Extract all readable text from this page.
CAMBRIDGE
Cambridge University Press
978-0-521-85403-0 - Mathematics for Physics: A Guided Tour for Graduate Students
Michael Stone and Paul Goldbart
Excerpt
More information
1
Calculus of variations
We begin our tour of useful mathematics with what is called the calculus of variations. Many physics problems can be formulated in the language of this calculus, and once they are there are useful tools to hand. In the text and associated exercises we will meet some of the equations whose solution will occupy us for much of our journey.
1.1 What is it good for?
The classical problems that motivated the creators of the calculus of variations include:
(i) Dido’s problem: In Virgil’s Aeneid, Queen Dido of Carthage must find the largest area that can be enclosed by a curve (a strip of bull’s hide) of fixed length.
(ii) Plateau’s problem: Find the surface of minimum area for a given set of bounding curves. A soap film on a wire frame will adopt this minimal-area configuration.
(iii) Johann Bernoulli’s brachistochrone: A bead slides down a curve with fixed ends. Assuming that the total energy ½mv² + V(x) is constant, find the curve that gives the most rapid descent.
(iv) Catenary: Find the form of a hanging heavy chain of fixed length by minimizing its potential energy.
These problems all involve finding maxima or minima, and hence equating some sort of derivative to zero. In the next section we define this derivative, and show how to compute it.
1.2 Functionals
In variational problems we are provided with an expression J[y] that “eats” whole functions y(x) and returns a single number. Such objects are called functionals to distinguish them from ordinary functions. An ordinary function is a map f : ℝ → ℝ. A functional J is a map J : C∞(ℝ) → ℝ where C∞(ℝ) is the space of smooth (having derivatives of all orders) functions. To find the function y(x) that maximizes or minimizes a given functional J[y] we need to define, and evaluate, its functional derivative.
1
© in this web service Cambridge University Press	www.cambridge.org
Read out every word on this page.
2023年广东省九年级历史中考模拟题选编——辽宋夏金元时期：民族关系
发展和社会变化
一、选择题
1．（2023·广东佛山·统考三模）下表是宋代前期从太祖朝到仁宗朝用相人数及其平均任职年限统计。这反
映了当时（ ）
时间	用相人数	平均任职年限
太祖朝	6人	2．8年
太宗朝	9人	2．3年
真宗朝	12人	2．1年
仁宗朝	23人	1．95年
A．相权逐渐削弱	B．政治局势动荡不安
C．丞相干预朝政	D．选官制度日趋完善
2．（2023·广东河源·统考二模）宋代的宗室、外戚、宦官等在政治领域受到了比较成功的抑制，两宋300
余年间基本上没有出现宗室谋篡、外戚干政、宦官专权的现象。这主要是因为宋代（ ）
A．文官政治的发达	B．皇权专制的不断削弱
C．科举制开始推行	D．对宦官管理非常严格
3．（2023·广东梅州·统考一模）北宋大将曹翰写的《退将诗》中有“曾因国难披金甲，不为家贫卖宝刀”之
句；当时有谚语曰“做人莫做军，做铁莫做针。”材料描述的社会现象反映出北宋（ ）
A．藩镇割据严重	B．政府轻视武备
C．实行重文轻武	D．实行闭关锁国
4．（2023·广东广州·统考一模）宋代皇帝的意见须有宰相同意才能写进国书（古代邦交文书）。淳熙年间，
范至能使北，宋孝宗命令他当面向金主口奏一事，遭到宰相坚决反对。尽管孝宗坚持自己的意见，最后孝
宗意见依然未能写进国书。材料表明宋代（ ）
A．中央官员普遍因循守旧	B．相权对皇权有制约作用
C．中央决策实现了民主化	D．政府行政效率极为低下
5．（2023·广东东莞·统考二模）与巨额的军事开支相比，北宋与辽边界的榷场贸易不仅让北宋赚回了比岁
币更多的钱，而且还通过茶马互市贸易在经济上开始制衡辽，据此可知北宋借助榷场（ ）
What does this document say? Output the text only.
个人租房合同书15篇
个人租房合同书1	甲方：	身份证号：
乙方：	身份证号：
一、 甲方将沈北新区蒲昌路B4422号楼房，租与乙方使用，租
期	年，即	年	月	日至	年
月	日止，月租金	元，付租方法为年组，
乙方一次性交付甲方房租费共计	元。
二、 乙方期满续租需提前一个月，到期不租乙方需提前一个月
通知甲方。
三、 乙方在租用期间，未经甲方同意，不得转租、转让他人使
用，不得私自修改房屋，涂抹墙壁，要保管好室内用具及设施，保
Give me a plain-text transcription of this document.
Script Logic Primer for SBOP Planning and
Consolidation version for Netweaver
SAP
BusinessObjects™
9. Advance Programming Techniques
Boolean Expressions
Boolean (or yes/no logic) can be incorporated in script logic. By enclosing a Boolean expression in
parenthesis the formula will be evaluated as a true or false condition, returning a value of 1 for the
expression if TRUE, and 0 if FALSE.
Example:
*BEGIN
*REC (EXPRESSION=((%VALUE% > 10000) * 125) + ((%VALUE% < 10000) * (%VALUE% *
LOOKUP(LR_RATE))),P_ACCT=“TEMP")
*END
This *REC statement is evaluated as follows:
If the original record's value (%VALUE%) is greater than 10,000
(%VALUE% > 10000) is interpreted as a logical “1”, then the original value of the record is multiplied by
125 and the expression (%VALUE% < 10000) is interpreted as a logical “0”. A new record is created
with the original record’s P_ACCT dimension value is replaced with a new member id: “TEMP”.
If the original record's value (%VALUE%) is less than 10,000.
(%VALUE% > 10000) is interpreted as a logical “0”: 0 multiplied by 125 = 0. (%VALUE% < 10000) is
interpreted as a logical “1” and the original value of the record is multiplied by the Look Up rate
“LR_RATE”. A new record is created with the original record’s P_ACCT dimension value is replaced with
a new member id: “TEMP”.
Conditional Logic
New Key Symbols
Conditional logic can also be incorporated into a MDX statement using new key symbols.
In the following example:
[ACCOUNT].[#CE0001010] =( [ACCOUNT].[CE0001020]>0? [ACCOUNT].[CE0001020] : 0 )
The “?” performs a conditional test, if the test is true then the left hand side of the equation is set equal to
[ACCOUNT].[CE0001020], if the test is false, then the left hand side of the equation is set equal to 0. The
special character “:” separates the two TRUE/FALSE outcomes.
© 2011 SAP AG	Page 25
┄┄┄┄┄┄┄┄┄┄┄┄┄┄┄┄┄┄┄┄
Description of the task
Scan the lines for the string "from". Pick out every line that has it.

Task result
Extract all readable text from this page.
In variational problems we are provided with an expression J[y] that “eats” whole functions y(x) and returns a single number. Such objects are called functionals to distinguish them from ordinary functions. An ordinary function is a map f : ℝ → ℝ. A functional J is a map J : C∞(ℝ) → ℝ where C∞(ℝ) is the space of smooth (having derivatives of all orders) functions. To find the function y(x) that maximizes or minimizes a given functional J[y] we need to define, and evaluate, its functional derivative.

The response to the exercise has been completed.